PROBLEMA PROPOSTO:
No texto sobre o ultra fast fashion, qual é o percentual do imposto de importação que ficou conhecido como "taxa das blusinhas"?

São números alarmantes, que só aumentam pela mesma lógica citada anteriormente: tendências altamente desejadas, preços ainda mais baixos (vestidos a R$ 15, por exemplo, que até o primeiro semestre do ano passado não pagavam o imposto de importação de 20%, o que ficou conhecido como "taxa das blusinhas", dificultando a concorrência por parte dos varejistas nacionais). Há, ainda, uma nova camada de apelo, bastante assertiva: a oferta de milhares de peças para corpos gordos, o que raríssimas marcas fazem com tanto sucesso.

E o horror voltou à tona: ressurgiram denúncias das duras condições de trabalho de funcionários de fábricas que produzem para a Shein na China, em jornadas que chegam a 12 horas por dia, sem intervalos, seis dias por semana. Foi notícia ainda a presença de trabalho infantil em sua cadeia de suprimentos.

A gente não precisa de um estudo para comprovar que importar uma única blusinha da China, que vai chegar por aqui de avião, terá um custo ambiental muito maior do que outra produzida e adquirida no Brasil. Mas vamos aos dados: em 2023, a Shein gerou mais emissões que aquecem o planeta do que qualquer uma das grandes empresas da moda. Ultrapassou a Inditex (responsável pela Zara) e gerou o dobro da Nike, H&M e LVMH. A pegada de carbono da gigante chinesa quase triplicou de 2021 para 2023, um aumento que ultrapassou até mesmo a impressionante taxa de crescimento de vendas da marca.

Assim como a Shein, outras marcas de ultra fast fashion, como Temu e Cider, estão apenas começando essa jornada. E novos nomes devem surgir em breve.

Sobre minha pergunta inicial, não, o fast fashion não vai acabar tão cedo. E nem precisará, se for capaz de seguir esse caminho que começa a ser trilhado, até, quem sabe, chegar a 100% de transparência na produção e de comprometimento com o meio ambiente. Precisamos que essas adaptações façam parte de um processo de transição e aprimoramento constante, com metas claras e o cumprimento delas. Que não seja apenas marketing passageiro. Cabe a nós, consumidores, uma boa dose de responsabilidade na hora de consumir e, sempre, cobrar essas ações de nossas marcas preferidas. Isso tem efeito. Não é fast, mas valerá a pena.

(Entradas de posição dos itens)
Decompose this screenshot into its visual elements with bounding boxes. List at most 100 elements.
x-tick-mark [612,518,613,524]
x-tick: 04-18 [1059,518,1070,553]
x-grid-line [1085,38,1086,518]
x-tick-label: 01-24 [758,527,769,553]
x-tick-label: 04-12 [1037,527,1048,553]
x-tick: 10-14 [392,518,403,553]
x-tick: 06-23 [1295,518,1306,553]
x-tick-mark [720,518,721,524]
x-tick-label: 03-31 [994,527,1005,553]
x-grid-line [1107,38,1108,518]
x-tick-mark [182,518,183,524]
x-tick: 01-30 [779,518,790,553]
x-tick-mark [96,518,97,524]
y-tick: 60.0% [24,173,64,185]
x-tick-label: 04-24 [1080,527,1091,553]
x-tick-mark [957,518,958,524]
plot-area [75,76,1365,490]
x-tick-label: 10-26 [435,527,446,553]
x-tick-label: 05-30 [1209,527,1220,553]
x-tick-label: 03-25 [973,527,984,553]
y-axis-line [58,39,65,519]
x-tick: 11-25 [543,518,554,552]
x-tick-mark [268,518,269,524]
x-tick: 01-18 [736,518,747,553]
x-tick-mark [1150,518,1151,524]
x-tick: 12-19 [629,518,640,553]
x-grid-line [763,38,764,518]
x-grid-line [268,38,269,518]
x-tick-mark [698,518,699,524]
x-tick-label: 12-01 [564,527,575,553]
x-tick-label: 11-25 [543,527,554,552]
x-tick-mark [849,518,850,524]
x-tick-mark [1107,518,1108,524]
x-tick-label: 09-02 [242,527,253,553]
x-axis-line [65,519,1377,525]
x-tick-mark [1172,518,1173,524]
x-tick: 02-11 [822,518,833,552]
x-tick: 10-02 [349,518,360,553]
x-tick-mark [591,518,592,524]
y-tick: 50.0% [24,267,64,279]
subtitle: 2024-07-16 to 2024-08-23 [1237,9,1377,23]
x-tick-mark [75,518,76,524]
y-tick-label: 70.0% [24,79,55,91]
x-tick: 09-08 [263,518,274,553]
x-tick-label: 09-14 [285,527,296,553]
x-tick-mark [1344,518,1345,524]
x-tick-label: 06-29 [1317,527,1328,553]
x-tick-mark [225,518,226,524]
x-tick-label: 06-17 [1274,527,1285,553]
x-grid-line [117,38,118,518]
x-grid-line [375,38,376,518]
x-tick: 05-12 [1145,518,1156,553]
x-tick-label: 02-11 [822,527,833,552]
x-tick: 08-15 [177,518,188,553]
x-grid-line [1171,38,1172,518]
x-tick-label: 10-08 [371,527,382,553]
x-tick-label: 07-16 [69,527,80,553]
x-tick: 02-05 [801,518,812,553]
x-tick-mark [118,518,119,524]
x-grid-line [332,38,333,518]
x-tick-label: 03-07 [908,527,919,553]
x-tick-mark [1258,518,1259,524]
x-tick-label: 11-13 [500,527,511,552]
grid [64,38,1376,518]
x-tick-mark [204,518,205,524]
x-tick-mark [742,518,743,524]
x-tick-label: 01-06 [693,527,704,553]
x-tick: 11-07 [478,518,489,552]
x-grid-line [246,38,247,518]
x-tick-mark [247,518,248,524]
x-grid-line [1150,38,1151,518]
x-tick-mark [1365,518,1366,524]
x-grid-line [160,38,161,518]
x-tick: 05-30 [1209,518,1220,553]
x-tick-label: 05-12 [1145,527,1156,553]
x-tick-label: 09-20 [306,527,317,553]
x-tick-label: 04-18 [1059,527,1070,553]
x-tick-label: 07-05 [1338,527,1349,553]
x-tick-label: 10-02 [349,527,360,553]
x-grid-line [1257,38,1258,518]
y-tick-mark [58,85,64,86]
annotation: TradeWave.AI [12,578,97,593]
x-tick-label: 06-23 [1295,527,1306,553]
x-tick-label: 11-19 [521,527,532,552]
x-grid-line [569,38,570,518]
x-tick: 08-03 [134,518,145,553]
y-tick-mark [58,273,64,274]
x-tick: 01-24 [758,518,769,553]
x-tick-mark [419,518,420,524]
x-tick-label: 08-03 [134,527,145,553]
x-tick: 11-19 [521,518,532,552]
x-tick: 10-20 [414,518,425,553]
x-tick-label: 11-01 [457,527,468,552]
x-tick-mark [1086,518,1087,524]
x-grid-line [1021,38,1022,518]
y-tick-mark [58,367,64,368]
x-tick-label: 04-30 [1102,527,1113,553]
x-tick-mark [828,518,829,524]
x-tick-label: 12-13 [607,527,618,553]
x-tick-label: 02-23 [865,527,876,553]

SOLUÇÃO DO PROBLEMA:
20%.